Data entries

=-=-=

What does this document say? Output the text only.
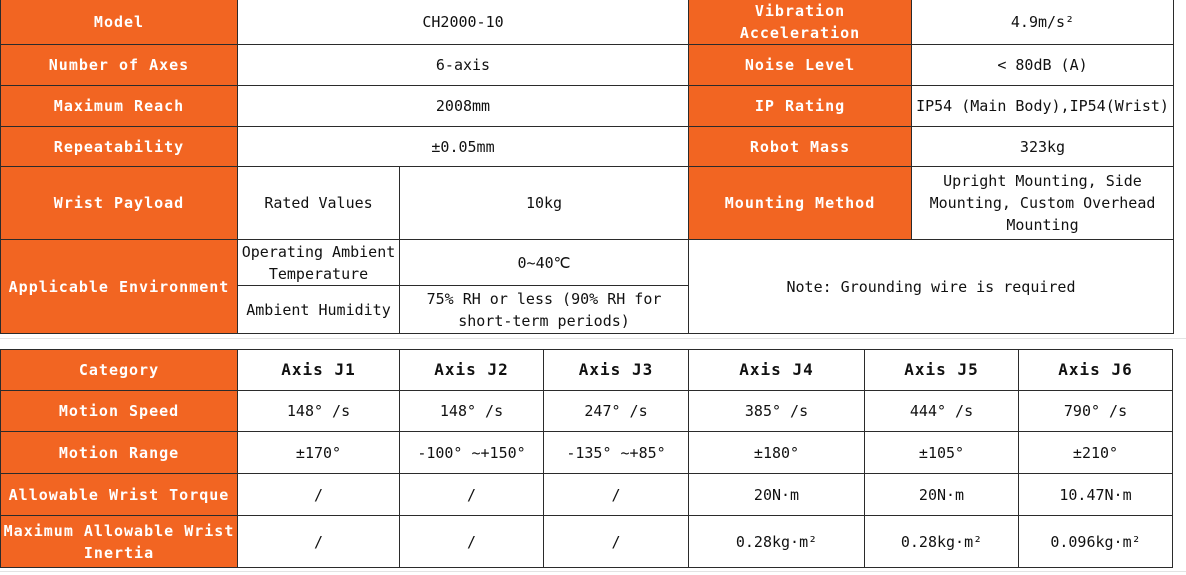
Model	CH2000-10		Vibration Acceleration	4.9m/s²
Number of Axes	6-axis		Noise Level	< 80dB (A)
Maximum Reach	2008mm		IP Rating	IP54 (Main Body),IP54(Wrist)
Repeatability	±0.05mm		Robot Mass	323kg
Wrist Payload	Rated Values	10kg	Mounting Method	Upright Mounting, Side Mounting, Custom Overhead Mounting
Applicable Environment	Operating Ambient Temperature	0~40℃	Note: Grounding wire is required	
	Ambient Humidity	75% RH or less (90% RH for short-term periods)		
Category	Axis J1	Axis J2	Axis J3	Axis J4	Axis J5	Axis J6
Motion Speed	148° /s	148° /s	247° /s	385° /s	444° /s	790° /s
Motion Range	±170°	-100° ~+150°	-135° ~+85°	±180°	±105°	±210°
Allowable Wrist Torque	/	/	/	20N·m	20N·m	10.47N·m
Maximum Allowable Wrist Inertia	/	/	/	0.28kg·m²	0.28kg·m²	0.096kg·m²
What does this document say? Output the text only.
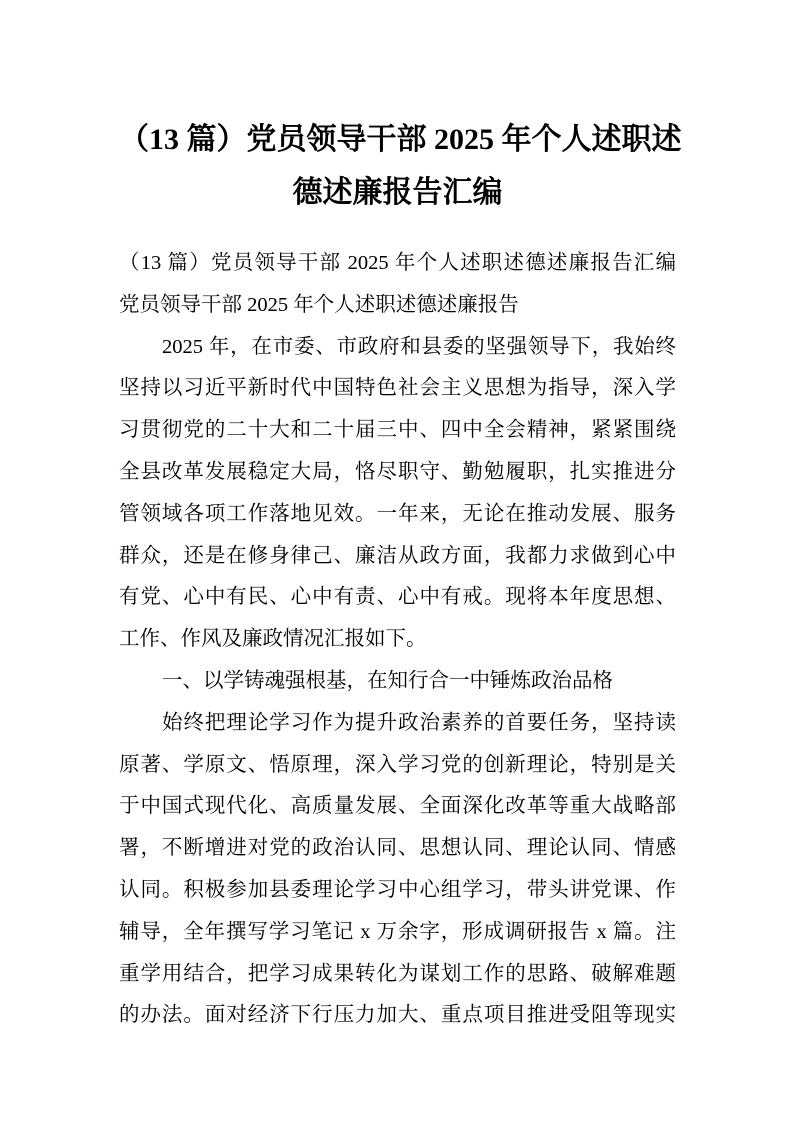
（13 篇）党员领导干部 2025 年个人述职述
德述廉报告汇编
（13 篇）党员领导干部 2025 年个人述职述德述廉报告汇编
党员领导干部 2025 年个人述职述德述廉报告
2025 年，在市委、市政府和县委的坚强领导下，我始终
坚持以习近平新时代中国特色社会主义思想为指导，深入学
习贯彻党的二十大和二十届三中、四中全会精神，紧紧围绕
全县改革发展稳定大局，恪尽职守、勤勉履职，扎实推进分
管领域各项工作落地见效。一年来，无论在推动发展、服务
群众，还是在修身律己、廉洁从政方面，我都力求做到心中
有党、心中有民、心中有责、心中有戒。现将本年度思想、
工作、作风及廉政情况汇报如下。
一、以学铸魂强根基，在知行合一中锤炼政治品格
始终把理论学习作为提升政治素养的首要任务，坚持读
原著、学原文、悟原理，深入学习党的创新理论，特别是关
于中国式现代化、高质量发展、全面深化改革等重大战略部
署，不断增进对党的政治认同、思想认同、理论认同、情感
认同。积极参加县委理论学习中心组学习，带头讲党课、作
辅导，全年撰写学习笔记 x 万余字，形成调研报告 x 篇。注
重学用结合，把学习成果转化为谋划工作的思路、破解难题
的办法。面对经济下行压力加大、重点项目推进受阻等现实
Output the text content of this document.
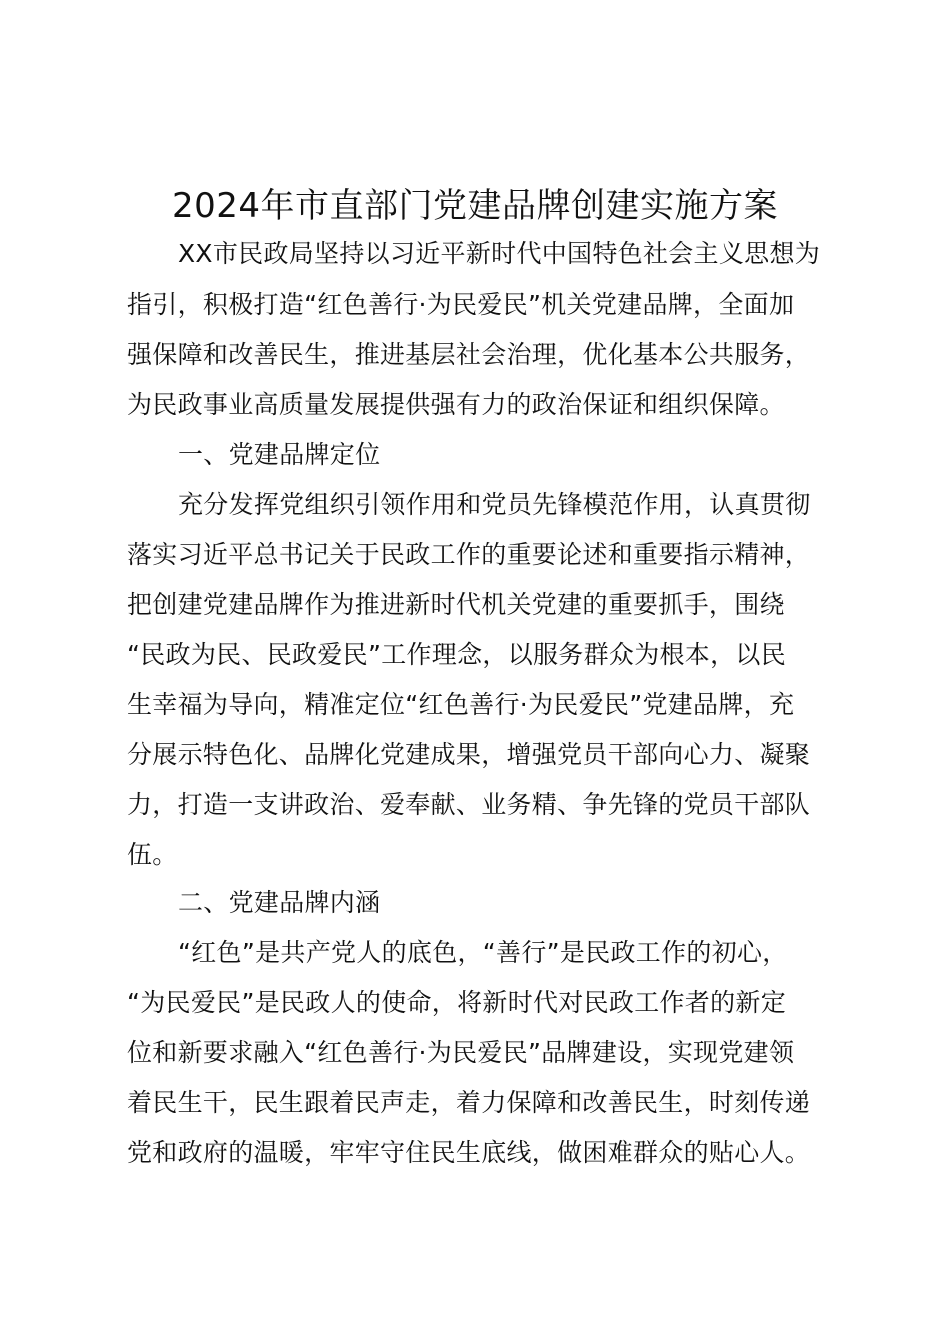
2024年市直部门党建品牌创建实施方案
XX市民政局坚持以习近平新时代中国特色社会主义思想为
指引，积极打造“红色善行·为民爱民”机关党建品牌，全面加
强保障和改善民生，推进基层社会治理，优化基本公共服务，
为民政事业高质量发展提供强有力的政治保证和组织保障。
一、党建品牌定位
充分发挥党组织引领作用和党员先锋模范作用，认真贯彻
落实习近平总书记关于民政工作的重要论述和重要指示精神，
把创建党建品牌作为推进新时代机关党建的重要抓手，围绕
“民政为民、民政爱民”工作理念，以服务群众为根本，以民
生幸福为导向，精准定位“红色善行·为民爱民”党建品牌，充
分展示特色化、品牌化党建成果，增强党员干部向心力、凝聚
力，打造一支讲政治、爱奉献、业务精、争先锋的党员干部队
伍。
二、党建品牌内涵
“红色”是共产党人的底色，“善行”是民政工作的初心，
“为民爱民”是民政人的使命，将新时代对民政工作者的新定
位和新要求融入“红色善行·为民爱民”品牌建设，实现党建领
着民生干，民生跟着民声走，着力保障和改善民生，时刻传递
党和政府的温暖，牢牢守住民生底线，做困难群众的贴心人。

=-=-=

• Request: Lines that include the word "Wrist" are to be extracted from the data above.

• Answer below:
Maximum Reach	2008mm		IP Rating	IP54 (Main Body),IP54(Wrist)
Wrist Payload	Rated Values	10kg	Mounting Method	Upright Mounting, Side Mounting, Custom Overhead Mounting
Allowable Wrist Torque	/	/	/	20N·m	20N·m	10.47N·m
Maximum Allowable Wrist Inertia	/	/	/	0.28kg·m²	0.28kg·m²	0.096kg·m²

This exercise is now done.